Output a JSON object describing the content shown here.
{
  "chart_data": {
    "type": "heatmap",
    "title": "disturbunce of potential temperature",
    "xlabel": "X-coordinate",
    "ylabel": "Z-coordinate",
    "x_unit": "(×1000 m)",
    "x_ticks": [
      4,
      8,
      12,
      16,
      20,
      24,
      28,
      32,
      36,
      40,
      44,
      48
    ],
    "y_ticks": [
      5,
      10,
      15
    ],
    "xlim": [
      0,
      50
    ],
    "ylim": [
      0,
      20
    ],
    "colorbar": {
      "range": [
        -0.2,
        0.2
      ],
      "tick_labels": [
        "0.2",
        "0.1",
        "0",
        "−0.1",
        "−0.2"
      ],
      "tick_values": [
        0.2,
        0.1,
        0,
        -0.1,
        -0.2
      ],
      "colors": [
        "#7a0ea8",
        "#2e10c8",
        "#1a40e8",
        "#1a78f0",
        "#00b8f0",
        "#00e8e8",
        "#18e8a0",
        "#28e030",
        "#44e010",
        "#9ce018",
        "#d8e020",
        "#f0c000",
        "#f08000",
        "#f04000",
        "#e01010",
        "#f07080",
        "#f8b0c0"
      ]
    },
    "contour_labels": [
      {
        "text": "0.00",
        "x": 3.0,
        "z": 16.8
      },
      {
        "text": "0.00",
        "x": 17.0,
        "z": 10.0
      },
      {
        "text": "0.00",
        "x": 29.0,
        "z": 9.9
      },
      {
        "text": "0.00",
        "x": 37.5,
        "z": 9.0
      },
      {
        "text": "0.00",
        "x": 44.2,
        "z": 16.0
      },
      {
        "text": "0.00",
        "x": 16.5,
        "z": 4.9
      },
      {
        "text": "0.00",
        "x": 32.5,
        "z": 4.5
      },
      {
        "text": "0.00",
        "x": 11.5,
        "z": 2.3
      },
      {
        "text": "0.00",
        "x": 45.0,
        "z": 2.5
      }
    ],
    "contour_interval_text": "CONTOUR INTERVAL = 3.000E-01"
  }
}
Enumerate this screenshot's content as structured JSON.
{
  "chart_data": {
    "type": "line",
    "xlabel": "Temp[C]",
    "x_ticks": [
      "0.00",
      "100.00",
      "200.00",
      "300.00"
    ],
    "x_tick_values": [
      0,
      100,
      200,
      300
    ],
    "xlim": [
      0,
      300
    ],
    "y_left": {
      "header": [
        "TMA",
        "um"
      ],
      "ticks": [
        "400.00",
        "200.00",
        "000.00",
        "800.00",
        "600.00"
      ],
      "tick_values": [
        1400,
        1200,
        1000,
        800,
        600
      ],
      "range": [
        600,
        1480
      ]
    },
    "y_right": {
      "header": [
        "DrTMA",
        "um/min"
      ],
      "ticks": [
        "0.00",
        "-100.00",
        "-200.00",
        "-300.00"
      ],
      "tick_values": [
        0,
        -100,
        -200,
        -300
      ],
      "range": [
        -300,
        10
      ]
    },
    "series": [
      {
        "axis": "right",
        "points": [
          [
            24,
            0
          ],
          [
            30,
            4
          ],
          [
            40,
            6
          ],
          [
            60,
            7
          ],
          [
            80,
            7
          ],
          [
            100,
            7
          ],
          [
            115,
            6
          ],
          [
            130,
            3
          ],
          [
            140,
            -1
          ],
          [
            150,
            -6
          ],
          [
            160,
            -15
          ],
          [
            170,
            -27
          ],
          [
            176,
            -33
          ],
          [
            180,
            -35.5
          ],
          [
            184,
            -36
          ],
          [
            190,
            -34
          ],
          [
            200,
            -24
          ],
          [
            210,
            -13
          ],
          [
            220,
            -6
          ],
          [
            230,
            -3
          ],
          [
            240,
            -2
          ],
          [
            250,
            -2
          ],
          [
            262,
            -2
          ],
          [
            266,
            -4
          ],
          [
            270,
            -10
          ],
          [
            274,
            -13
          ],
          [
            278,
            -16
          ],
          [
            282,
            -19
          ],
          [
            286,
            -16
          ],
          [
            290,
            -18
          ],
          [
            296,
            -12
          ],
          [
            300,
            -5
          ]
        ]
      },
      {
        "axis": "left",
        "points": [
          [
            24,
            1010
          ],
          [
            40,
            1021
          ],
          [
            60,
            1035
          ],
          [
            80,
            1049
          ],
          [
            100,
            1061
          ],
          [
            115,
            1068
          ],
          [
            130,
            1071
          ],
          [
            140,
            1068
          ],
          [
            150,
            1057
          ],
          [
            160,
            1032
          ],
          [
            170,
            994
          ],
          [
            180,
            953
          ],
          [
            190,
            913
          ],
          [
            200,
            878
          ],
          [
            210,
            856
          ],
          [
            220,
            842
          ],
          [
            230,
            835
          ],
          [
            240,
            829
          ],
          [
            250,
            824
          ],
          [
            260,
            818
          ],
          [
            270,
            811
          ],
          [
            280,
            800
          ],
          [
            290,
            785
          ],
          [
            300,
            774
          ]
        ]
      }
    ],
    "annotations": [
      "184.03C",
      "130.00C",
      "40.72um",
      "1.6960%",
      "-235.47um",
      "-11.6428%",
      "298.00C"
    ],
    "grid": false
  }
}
+ + + + +
Prompt: Nothing in the data may differ; print all of it exactly as written.

Final result:
Output a JSON object describing the content shown here.
{
  "chart_data": {
    "type": "heatmap",
    "title": "disturbunce of potential temperature",
    "xlabel": "X-coordinate",
    "ylabel": "Z-coordinate",
    "x_unit": "(×1000 m)",
    "x_ticks": [
      4,
      8,
      12,
      16,
      20,
      24,
      28,
      32,
      36,
      40,
      44,
      48
    ],
    "y_ticks": [
      5,
      10,
      15
    ],
    "xlim": [
      0,
      50
    ],
    "ylim": [
      0,
      20
    ],
    "colorbar": {
      "range": [
        -0.2,
        0.2
      ],
      "tick_labels": [
        "0.2",
        "0.1",
        "0",
        "−0.1",
        "−0.2"
      ],
      "tick_values": [
        0.2,
        0.1,
        0,
        -0.1,
        -0.2
      ],
      "colors": [
        "#7a0ea8",
        "#2e10c8",
        "#1a40e8",
        "#1a78f0",
        "#00b8f0",
        "#00e8e8",
        "#18e8a0",
        "#28e030",
        "#44e010",
        "#9ce018",
        "#d8e020",
        "#f0c000",
        "#f08000",
        "#f04000",
        "#e01010",
        "#f07080",
        "#f8b0c0"
      ]
    },
    "contour_labels": [
      {
        "text": "0.00",
        "x": 3.0,
        "z": 16.8
      },
      {
        "text": "0.00",
        "x": 17.0,
        "z": 10.0
      },
      {
        "text": "0.00",
        "x": 29.0,
        "z": 9.9
      },
      {
        "text": "0.00",
        "x": 37.5,
        "z": 9.0
      },
      {
        "text": "0.00",
        "x": 44.2,
        "z": 16.0
      },
      {
        "text": "0.00",
        "x": 16.5,
        "z": 4.9
      },
      {
        "text": "0.00",
        "x": 32.5,
        "z": 4.5
      },
      {
        "text": "0.00",
        "x": 11.5,
        "z": 2.3
      },
      {
        "text": "0.00",
        "x": 45.0,
        "z": 2.5
      }
    ],
    "contour_interval_text": "CONTOUR INTERVAL = 3.000E-01"
  }
}
Enumerate this screenshot's content as structured JSON.
{
  "chart_data": {
    "type": "line",
    "xlabel": "Temp[C]",
    "x_ticks": [
      "0.00",
      "100.00",
      "200.00",
      "300.00"
    ],
    "x_tick_values": [
      0,
      100,
      200,
      300
    ],
    "xlim": [
      0,
      300
    ],
    "y_left": {
      "header": [
        "TMA",
        "um"
      ],
      "ticks": [
        "400.00",
        "200.00",
        "000.00",
        "800.00",
        "600.00"
      ],
      "tick_values": [
        1400,
        1200,
        1000,
        800,
        600
      ],
      "range": [
        600,
        1480
      ]
    },
    "y_right": {
      "header": [
        "DrTMA",
        "um/min"
      ],
      "ticks": [
        "0.00",
        "-100.00",
        "-200.00",
        "-300.00"
      ],
      "tick_values": [
        0,
        -100,
        -200,
        -300
      ],
      "range": [
        -300,
        10
      ]
    },
    "series": [
      {
        "axis": "right",
        "points": [
          [
            24,
            0
          ],
          [
            30,
            4
          ],
          [
            40,
            6
          ],
          [
            60,
            7
          ],
          [
            80,
            7
          ],
          [
            100,
            7
          ],
          [
            115,
            6
          ],
          [
            130,
            3
          ],
          [
            140,
            -1
          ],
          [
            150,
            -6
          ],
          [
            160,
            -15
          ],
          [
            170,
            -27
          ],
          [
            176,
            -33
          ],
          [
            180,
            -35.5
          ],
          [
            184,
            -36
          ],
          [
            190,
            -34
          ],
          [
            200,
            -24
          ],
          [
            210,
            -13
          ],
          [
            220,
            -6
          ],
          [
            230,
            -3
          ],
          [
            240,
            -2
          ],
          [
            250,
            -2
          ],
          [
            262,
            -2
          ],
          [
            266,
            -4
          ],
          [
            270,
            -10
          ],
          [
            274,
            -13
          ],
          [
            278,
            -16
          ],
          [
            282,
            -19
          ],
          [
            286,
            -16
          ],
          [
            290,
            -18
          ],
          [
            296,
            -12
          ],
          [
            300,
            -5
          ]
        ]
      },
      {
        "axis": "left",
        "points": [
          [
            24,
            1010
          ],
          [
            40,
            1021
          ],
          [
            60,
            1035
          ],
          [
            80,
            1049
          ],
          [
            100,
            1061
          ],
          [
            115,
            1068
          ],
          [
            130,
            1071
          ],
          [
            140,
            1068
          ],
          [
            150,
            1057
          ],
          [
            160,
            1032
          ],
          [
            170,
            994
          ],
          [
            180,
            953
          ],
          [
            190,
            913
          ],
          [
            200,
            878
          ],
          [
            210,
            856
          ],
          [
            220,
            842
          ],
          [
            230,
            835
          ],
          [
            240,
            829
          ],
          [
            250,
            824
          ],
          [
            260,
            818
          ],
          [
            270,
            811
          ],
          [
            280,
            800
          ],
          [
            290,
            785
          ],
          [
            300,
            774
          ]
        ]
      }
    ],
    "annotations": [
      "184.03C",
      "130.00C",
      "40.72um",
      "1.6960%",
      "-235.47um",
      "-11.6428%",
      "298.00C"
    ],
    "grid": false
  }
}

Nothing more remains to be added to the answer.